DATASET ENTRIES.
[START]

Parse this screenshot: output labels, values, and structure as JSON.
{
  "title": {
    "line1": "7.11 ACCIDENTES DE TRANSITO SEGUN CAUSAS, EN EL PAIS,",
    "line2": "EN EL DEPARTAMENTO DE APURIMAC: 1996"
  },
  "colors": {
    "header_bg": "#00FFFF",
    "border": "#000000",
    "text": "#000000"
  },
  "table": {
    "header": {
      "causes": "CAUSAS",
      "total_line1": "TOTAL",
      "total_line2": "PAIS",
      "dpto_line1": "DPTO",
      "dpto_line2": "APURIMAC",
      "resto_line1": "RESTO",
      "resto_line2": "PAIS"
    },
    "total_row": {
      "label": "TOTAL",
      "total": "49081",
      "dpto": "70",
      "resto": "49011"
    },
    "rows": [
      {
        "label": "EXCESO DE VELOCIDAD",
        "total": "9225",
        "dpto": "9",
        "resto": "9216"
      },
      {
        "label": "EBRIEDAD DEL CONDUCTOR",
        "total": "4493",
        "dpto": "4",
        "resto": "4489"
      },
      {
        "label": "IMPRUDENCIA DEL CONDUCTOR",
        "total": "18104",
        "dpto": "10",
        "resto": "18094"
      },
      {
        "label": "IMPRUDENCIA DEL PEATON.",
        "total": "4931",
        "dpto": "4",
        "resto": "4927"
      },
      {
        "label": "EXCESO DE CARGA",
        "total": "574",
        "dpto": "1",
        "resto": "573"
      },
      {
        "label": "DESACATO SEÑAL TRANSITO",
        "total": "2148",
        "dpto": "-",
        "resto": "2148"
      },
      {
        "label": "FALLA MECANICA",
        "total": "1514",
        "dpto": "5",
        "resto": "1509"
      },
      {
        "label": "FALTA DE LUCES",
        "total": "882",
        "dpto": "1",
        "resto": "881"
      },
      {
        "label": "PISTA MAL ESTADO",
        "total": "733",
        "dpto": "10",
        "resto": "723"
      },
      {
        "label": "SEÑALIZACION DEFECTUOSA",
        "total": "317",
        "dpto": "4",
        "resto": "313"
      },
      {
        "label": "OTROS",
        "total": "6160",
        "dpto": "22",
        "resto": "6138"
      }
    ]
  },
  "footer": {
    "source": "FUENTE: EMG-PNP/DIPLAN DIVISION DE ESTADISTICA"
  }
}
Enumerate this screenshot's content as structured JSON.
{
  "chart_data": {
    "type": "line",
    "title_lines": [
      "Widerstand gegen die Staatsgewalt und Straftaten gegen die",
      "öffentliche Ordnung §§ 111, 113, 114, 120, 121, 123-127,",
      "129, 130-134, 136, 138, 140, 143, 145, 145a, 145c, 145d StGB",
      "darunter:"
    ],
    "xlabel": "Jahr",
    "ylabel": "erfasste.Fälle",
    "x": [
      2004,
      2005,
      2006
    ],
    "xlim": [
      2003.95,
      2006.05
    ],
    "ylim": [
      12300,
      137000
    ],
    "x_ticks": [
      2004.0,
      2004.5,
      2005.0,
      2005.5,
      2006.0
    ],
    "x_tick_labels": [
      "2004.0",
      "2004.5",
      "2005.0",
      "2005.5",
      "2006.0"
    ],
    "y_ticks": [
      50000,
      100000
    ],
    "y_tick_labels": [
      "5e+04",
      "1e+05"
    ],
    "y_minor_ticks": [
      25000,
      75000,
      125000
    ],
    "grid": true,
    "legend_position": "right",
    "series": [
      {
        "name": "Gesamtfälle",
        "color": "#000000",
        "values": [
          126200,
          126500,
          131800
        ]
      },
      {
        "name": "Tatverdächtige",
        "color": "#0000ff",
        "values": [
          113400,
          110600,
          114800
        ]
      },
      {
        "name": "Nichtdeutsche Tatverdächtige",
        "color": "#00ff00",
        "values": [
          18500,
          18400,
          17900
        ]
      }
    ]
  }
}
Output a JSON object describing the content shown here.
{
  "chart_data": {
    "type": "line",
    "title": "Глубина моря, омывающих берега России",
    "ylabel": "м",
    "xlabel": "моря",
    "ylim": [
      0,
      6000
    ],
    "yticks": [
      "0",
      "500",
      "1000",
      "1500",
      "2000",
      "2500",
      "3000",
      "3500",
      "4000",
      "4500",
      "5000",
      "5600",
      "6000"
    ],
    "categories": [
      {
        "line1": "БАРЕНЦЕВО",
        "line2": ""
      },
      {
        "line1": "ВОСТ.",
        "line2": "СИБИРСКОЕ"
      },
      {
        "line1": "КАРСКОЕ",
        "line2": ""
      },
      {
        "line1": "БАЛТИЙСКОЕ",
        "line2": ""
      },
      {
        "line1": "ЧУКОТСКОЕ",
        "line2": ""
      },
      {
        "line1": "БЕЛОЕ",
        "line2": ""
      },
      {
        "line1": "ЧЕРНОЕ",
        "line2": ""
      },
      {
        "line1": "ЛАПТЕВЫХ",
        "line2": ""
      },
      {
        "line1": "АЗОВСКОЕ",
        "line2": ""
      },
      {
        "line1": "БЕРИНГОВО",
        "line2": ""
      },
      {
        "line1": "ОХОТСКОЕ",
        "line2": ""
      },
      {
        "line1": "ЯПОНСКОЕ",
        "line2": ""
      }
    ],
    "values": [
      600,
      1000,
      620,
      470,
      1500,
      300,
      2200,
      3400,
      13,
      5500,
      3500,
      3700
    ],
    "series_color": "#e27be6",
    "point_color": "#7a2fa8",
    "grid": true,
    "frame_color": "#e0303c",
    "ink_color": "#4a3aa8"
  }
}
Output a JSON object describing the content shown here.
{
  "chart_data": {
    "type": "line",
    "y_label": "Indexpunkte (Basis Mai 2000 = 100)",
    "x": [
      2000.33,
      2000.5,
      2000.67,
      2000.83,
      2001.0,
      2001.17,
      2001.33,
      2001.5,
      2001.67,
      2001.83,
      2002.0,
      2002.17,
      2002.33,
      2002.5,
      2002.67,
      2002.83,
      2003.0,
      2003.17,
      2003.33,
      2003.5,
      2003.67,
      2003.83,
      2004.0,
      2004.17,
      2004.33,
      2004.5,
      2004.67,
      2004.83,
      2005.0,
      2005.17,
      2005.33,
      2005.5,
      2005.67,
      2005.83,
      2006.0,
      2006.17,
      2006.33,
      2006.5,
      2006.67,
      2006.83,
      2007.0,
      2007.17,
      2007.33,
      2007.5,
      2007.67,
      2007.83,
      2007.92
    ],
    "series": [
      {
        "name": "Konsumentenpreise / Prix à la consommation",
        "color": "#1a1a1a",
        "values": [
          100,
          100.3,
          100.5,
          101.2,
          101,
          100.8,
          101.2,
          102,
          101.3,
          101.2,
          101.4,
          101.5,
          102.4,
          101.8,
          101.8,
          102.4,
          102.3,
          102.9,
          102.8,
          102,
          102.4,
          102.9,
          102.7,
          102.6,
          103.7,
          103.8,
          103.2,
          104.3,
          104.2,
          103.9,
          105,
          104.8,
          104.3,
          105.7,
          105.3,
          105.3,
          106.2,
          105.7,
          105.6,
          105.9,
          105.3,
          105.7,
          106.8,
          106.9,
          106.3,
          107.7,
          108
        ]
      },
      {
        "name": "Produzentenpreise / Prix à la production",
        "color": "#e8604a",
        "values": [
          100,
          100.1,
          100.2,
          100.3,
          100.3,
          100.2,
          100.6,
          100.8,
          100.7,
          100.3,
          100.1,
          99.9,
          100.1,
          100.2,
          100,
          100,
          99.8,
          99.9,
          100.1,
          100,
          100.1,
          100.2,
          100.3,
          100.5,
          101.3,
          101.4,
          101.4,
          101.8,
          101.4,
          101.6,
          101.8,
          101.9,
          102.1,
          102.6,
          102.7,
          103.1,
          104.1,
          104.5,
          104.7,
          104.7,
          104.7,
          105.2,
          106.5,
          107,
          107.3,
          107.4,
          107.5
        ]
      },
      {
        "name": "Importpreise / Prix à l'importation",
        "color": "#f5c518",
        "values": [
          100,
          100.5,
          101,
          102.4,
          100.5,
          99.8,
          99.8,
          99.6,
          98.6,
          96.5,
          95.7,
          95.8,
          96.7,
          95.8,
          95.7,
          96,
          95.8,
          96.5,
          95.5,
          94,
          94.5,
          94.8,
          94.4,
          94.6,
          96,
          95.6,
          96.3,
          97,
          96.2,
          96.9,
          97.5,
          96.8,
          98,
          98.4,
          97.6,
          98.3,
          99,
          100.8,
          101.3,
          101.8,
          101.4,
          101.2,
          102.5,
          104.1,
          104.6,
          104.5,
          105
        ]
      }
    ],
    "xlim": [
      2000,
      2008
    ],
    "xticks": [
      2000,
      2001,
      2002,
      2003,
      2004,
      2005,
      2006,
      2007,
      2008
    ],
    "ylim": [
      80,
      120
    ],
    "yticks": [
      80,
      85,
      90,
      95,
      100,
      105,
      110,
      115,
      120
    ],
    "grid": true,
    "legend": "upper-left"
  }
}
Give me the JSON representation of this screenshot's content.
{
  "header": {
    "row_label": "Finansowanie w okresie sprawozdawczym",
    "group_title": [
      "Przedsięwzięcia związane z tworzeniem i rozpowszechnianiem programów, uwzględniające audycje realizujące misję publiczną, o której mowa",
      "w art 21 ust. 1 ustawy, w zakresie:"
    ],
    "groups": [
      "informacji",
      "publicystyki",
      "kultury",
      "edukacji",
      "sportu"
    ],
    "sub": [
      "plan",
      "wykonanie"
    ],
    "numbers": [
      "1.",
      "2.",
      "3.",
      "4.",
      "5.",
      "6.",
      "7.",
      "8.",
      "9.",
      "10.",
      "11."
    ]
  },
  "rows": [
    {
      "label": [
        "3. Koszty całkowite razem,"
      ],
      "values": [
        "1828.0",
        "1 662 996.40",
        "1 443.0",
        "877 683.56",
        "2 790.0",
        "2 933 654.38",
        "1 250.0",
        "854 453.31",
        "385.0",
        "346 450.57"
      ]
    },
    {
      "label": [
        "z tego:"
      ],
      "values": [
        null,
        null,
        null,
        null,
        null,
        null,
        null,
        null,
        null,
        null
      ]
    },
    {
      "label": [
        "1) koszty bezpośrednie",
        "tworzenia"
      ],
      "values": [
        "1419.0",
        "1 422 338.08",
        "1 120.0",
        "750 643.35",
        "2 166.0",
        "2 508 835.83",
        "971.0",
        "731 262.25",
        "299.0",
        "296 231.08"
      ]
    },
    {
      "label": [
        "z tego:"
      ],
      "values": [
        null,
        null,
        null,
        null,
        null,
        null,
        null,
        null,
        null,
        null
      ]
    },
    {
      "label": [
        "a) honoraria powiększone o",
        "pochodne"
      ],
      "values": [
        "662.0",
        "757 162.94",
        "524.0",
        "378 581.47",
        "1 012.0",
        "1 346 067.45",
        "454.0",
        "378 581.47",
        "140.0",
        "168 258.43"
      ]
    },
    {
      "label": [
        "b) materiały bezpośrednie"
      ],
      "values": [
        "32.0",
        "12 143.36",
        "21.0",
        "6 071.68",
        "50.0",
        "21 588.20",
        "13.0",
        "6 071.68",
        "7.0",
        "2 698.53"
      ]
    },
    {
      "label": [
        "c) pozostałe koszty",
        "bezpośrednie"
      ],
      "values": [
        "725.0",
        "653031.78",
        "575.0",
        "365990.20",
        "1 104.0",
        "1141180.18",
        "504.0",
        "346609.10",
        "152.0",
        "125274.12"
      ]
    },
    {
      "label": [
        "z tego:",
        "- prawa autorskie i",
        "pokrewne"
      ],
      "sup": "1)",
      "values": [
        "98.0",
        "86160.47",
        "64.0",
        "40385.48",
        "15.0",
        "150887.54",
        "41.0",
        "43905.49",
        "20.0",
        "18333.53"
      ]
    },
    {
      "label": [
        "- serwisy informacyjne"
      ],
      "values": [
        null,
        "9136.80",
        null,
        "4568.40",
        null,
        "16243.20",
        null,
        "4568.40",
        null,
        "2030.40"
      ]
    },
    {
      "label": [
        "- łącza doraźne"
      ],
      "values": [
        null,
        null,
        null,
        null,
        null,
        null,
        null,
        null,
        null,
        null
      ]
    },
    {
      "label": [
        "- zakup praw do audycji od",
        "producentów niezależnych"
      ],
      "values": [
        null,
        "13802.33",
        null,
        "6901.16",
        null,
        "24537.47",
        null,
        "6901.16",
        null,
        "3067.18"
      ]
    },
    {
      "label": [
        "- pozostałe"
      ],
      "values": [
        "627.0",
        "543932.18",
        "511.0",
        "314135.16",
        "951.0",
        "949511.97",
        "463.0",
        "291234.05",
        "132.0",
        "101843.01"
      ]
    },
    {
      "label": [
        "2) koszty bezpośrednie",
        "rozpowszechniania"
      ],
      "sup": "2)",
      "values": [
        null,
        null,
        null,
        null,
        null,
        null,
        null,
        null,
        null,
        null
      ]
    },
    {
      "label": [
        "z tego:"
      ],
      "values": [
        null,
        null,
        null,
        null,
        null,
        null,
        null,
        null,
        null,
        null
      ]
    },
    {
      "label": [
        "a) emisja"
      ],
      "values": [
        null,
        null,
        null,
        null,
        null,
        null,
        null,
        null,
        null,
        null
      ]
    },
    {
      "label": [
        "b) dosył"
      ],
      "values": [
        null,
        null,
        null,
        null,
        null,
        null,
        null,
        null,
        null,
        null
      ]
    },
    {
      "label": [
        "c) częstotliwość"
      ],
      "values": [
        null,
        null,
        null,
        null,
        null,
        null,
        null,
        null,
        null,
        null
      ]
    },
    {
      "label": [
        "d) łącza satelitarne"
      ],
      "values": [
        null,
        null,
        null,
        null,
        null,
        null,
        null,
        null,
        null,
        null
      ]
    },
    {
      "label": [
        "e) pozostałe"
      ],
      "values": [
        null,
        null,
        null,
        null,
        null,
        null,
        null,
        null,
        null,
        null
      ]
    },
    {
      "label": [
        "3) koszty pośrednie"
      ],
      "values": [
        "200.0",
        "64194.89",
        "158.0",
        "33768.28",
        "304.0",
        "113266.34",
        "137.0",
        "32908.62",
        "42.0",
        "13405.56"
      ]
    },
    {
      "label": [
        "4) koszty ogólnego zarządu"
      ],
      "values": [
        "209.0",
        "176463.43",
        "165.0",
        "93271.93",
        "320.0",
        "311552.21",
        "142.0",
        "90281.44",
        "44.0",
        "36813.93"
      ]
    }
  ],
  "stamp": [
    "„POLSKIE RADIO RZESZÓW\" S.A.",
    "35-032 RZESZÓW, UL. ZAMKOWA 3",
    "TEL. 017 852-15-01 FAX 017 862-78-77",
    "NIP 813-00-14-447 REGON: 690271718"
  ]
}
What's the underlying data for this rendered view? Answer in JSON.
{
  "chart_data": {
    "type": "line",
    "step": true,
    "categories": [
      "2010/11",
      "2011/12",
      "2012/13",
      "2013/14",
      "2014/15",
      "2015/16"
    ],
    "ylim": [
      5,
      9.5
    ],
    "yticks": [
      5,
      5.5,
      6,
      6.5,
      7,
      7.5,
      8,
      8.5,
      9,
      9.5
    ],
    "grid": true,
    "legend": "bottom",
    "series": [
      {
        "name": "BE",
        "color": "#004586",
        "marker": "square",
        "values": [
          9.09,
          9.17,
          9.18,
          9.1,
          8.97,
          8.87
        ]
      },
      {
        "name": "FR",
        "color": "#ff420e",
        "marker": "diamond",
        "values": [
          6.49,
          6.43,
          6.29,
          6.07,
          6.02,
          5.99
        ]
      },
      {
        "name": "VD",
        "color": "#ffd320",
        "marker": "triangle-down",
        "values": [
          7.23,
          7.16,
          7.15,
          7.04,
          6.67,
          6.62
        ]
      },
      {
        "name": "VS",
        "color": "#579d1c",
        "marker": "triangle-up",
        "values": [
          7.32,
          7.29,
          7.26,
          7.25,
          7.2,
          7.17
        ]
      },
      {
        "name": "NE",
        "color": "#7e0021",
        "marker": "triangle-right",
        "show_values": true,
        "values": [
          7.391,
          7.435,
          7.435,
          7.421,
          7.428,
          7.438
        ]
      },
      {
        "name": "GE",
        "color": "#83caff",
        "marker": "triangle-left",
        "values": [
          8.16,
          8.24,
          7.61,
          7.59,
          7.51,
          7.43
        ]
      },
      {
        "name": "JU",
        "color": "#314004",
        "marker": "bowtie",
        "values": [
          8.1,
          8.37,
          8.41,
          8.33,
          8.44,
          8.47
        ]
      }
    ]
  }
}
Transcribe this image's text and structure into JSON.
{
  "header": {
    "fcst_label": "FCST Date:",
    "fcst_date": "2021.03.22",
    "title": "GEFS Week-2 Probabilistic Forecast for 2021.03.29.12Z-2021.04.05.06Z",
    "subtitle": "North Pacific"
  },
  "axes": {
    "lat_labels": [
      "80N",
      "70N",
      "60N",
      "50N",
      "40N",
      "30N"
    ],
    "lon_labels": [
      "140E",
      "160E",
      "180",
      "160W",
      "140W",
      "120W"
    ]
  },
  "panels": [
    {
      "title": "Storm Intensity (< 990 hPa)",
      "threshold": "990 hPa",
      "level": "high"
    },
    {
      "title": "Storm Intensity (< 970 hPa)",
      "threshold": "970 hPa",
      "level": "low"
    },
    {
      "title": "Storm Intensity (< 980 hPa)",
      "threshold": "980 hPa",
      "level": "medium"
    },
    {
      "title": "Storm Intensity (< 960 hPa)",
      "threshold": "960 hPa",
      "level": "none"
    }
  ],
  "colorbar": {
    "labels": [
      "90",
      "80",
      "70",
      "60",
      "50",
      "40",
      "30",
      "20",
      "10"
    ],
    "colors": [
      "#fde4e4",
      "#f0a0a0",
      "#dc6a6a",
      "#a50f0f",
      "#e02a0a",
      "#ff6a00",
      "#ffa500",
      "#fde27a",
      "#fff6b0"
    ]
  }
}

[END]

REQUIRED WORK. Copy every line of the listing containing the string "Storm".

SOLVED EXERCISE.
      "title": "Storm Intensity (< 990 hPa)",
      "title": "Storm Intensity (< 970 hPa)",
      "title": "Storm Intensity (< 980 hPa)",
      "title": "Storm Intensity (< 960 hPa)",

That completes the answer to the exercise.